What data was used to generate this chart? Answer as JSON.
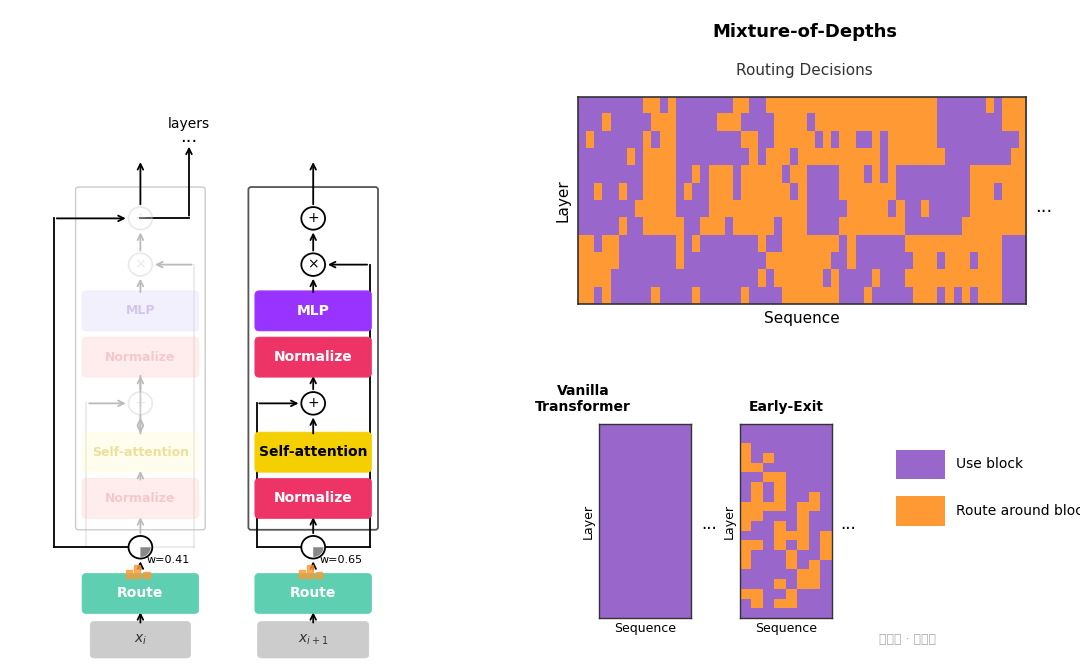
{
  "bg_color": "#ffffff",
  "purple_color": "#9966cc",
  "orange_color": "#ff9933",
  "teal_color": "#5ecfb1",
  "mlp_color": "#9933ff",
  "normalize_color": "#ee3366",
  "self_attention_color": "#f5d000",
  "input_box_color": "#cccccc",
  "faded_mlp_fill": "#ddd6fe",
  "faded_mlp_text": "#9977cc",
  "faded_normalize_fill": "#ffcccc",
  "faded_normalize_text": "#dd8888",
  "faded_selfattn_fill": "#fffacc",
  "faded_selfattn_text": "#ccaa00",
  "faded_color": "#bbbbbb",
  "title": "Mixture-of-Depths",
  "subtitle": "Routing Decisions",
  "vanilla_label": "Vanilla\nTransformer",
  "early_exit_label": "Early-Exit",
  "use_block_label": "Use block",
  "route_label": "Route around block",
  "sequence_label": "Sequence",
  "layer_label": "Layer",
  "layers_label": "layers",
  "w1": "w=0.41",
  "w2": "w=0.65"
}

TASK PROMPT: All of the records above must be copied exactly, except for the pictures.

TASK OUTPUT:
What data was used to generate this chart? Answer as JSON.
{
  "bg_color": "#ffffff",
  "purple_color": "#9966cc",
  "orange_color": "#ff9933",
  "teal_color": "#5ecfb1",
  "mlp_color": "#9933ff",
  "normalize_color": "#ee3366",
  "self_attention_color": "#f5d000",
  "input_box_color": "#cccccc",
  "faded_mlp_fill": "#ddd6fe",
  "faded_mlp_text": "#9977cc",
  "faded_normalize_fill": "#ffcccc",
  "faded_normalize_text": "#dd8888",
  "faded_selfattn_fill": "#fffacc",
  "faded_selfattn_text": "#ccaa00",
  "faded_color": "#bbbbbb",
  "title": "Mixture-of-Depths",
  "subtitle": "Routing Decisions",
  "vanilla_label": "Vanilla\nTransformer",
  "early_exit_label": "Early-Exit",
  "use_block_label": "Use block",
  "route_label": "Route around block",
  "sequence_label": "Sequence",
  "layer_label": "Layer",
  "layers_label": "layers",
  "w1": "w=0.41",
  "w2": "w=0.65"
}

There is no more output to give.